What is expected: Look through the data below. Collect every line where the word "выражает" occurs.

+ + + + +

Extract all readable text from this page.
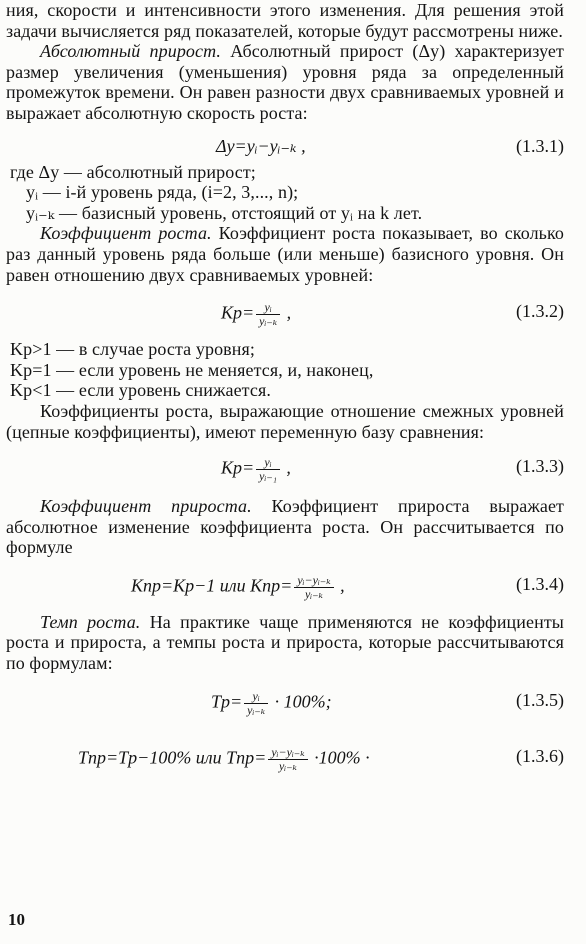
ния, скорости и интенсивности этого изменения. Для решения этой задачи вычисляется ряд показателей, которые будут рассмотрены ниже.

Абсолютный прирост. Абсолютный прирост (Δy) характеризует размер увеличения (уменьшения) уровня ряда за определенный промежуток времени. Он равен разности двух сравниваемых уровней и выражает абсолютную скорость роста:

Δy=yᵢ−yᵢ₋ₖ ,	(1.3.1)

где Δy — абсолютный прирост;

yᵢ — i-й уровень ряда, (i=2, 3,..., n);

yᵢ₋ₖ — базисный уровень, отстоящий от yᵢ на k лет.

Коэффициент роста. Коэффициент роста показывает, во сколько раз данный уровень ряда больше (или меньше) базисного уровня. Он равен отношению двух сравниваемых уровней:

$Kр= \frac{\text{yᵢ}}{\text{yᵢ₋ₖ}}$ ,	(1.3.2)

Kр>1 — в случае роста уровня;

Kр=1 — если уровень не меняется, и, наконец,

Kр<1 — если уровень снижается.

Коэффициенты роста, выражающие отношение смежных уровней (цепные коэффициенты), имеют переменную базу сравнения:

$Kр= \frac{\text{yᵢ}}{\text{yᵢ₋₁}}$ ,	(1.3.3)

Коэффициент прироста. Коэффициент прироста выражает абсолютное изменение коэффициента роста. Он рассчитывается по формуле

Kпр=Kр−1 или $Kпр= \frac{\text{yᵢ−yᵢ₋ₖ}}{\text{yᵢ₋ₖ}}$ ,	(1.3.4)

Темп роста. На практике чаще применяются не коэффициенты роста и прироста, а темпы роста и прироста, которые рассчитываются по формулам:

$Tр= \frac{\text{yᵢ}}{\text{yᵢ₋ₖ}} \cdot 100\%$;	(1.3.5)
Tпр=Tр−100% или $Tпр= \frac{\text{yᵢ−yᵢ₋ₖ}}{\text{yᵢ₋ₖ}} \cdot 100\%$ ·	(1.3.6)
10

+ + + + +

Completed task:
Абсолютный прирост. Абсолютный прирост (Δy) характеризует размер увеличения (уменьшения) уровня ряда за определенный промежуток времени. Он равен разности двух сравниваемых уровней и выражает абсолютную скорость роста:
Коэффициент прироста. Коэффициент прироста выражает абсолютное изменение коэффициента роста. Он рассчитывается по формуле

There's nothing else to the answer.